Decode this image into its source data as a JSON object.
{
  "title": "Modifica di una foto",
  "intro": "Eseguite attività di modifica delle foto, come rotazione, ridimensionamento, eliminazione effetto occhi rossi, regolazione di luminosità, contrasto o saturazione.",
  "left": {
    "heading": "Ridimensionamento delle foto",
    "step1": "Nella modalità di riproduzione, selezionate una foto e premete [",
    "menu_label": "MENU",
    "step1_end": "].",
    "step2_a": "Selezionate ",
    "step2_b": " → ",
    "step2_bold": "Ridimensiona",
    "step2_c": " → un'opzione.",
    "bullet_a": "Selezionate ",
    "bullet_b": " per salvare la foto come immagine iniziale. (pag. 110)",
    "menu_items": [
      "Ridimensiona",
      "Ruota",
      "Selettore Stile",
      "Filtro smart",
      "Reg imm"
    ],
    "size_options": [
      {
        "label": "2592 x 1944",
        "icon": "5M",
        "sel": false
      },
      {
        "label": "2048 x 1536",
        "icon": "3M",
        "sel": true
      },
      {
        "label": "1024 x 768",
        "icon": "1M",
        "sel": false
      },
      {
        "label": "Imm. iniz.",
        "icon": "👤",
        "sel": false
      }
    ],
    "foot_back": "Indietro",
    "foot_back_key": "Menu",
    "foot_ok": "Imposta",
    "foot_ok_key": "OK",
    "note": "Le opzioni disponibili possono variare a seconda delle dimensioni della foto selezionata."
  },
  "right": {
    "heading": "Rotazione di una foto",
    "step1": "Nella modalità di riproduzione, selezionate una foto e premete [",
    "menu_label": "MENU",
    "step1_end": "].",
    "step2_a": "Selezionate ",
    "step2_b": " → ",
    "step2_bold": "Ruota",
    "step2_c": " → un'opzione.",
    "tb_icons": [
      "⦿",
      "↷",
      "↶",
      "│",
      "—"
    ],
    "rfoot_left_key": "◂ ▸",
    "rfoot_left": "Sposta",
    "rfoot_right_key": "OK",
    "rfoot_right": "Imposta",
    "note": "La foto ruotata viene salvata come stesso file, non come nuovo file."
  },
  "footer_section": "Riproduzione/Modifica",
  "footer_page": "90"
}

* * *

* **Exercise description**: Copy all of the data exactly.

* **Response below**:
Decode this image into its source data as a JSON object.
{
  "title": "Modifica di una foto",
  "intro": "Eseguite attività di modifica delle foto, come rotazione, ridimensionamento, eliminazione effetto occhi rossi, regolazione di luminosità, contrasto o saturazione.",
  "left": {
    "heading": "Ridimensionamento delle foto",
    "step1": "Nella modalità di riproduzione, selezionate una foto e premete [",
    "menu_label": "MENU",
    "step1_end": "].",
    "step2_a": "Selezionate ",
    "step2_b": " → ",
    "step2_bold": "Ridimensiona",
    "step2_c": " → un'opzione.",
    "bullet_a": "Selezionate ",
    "bullet_b": " per salvare la foto come immagine iniziale. (pag. 110)",
    "menu_items": [
      "Ridimensiona",
      "Ruota",
      "Selettore Stile",
      "Filtro smart",
      "Reg imm"
    ],
    "size_options": [
      {
        "label": "2592 x 1944",
        "icon": "5M",
        "sel": false
      },
      {
        "label": "2048 x 1536",
        "icon": "3M",
        "sel": true
      },
      {
        "label": "1024 x 768",
        "icon": "1M",
        "sel": false
      },
      {
        "label": "Imm. iniz.",
        "icon": "👤",
        "sel": false
      }
    ],
    "foot_back": "Indietro",
    "foot_back_key": "Menu",
    "foot_ok": "Imposta",
    "foot_ok_key": "OK",
    "note": "Le opzioni disponibili possono variare a seconda delle dimensioni della foto selezionata."
  },
  "right": {
    "heading": "Rotazione di una foto",
    "step1": "Nella modalità di riproduzione, selezionate una foto e premete [",
    "menu_label": "MENU",
    "step1_end": "].",
    "step2_a": "Selezionate ",
    "step2_b": " → ",
    "step2_bold": "Ruota",
    "step2_c": " → un'opzione.",
    "tb_icons": [
      "⦿",
      "↷",
      "↶",
      "│",
      "—"
    ],
    "rfoot_left_key": "◂ ▸",
    "rfoot_left": "Sposta",
    "rfoot_right_key": "OK",
    "rfoot_right": "Imposta",
    "note": "La foto ruotata viene salvata come stesso file, non come nuovo file."
  },
  "footer_section": "Riproduzione/Modifica",
  "footer_page": "90"
}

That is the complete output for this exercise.